[BEGIN Data provided]
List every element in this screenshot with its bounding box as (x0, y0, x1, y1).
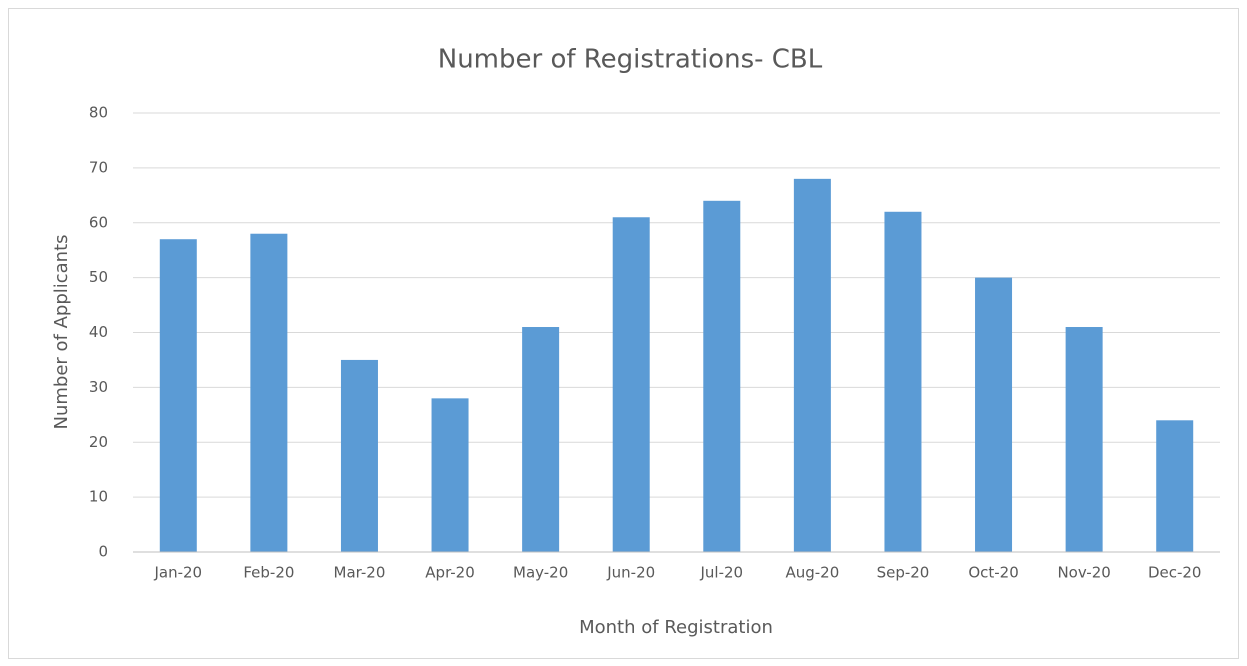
[END Data provided]
[BEGIN Data provided]
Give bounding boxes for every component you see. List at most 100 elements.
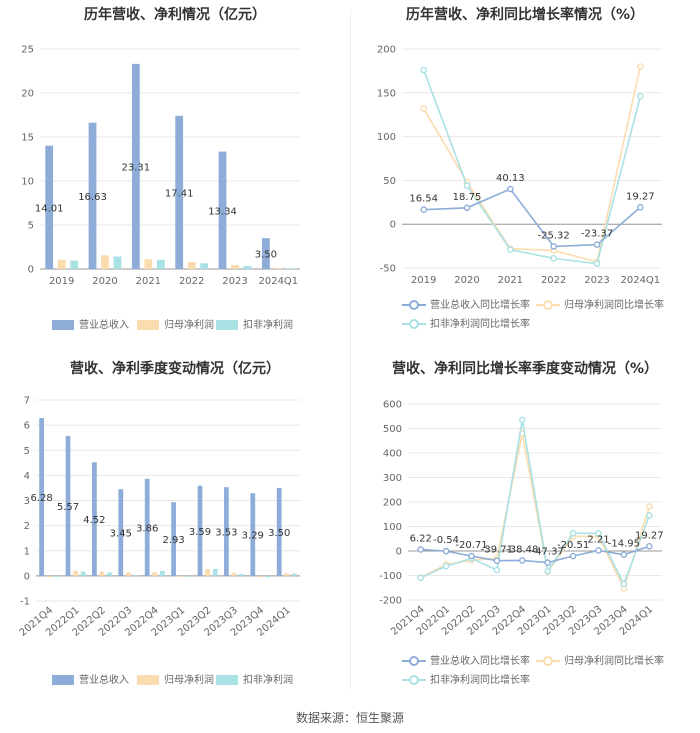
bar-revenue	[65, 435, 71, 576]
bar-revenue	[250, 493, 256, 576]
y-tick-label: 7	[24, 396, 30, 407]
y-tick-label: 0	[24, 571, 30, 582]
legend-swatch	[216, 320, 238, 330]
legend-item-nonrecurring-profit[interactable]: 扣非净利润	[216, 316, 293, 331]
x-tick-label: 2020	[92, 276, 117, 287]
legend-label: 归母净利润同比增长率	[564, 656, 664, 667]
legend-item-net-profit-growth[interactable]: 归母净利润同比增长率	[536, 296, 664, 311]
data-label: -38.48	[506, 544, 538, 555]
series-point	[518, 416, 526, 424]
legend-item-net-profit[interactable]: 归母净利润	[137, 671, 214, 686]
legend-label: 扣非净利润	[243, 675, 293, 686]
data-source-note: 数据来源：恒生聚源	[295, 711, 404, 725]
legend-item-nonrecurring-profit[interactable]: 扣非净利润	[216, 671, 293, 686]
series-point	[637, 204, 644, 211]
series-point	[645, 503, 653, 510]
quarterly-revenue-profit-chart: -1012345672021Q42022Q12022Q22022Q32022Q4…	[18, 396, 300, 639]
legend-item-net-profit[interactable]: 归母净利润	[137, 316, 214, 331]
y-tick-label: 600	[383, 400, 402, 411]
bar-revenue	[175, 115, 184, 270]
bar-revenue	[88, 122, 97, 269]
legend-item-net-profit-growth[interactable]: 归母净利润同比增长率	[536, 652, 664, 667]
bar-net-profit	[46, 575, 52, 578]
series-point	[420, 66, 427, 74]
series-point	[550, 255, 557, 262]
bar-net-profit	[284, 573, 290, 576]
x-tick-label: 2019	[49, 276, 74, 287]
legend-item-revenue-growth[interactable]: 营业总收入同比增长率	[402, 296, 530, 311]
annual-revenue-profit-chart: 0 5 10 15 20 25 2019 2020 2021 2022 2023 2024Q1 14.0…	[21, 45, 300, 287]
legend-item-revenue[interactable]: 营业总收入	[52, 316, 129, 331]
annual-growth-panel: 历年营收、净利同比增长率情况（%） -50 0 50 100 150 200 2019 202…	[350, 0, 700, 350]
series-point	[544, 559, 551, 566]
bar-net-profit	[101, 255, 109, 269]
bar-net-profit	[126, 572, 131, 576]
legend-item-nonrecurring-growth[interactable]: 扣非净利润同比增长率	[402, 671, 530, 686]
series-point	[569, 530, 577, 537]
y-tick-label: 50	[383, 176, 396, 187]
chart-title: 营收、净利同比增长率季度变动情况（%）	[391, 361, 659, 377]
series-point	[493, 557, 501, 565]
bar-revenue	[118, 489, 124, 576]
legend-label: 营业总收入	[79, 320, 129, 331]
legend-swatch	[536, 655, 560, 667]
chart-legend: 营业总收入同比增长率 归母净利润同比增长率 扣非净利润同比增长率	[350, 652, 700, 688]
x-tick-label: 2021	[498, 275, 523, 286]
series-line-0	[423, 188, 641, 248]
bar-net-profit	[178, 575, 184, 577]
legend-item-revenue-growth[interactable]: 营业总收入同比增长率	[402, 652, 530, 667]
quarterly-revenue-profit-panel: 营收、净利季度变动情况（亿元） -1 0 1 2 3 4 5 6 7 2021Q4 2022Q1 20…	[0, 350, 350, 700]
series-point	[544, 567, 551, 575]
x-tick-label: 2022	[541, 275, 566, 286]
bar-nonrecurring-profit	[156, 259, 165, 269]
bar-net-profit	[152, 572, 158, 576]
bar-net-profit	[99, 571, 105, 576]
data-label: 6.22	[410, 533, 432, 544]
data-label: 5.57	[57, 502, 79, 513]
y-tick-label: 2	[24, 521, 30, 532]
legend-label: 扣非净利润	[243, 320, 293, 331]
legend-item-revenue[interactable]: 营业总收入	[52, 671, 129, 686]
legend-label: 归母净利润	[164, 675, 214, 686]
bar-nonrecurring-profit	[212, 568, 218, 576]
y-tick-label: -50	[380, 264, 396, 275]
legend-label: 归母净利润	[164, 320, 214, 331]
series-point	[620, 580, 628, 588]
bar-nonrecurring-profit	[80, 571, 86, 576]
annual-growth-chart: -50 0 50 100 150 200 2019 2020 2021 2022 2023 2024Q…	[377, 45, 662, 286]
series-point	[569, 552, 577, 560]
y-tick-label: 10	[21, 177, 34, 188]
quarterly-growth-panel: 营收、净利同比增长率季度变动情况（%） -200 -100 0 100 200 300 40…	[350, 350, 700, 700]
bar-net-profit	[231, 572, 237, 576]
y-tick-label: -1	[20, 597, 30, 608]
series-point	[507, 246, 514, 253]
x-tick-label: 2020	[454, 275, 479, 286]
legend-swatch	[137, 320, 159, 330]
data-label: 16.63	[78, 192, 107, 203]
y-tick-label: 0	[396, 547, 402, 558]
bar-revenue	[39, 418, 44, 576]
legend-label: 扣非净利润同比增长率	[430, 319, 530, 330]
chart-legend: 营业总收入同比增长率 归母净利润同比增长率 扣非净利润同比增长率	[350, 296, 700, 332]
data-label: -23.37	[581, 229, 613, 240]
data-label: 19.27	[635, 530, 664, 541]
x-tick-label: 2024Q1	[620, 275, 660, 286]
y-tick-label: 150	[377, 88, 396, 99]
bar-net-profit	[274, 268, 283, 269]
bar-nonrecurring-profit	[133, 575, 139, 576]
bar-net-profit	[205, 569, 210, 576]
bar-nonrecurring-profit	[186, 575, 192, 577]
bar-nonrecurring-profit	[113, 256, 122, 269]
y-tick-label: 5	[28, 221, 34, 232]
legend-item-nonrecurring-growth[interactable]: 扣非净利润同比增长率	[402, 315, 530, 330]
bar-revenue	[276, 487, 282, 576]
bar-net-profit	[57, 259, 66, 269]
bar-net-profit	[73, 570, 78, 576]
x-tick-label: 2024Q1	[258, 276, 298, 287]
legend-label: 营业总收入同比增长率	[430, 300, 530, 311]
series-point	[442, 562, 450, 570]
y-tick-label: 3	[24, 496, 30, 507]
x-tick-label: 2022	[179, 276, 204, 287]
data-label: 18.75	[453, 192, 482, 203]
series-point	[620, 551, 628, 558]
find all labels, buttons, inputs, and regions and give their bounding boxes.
[END Data provided]
:: Exercise instructions ::
Please put the data in the stretch from the line containing "Give bounding boxes" through the line containing "320, 238, 330]" into a two-column CSV with the headers input and output, one row per item. Wrap each field in quotes, turn line breaks into spaces, and leave the pictures out.

:: Output for this exercise ::
input,output
"Give bounding boxes for every component you see. List at most 100 elements.","bar-revenue	[65, 435, 71, 576] bar-revenue	[250, 493, 256, 576] y-tick-label: 7	[24, 396, 30, 407] y-tick-label: 0	[24, 571, 30, 582] legend-swatch	[216, 320, 238, 330]"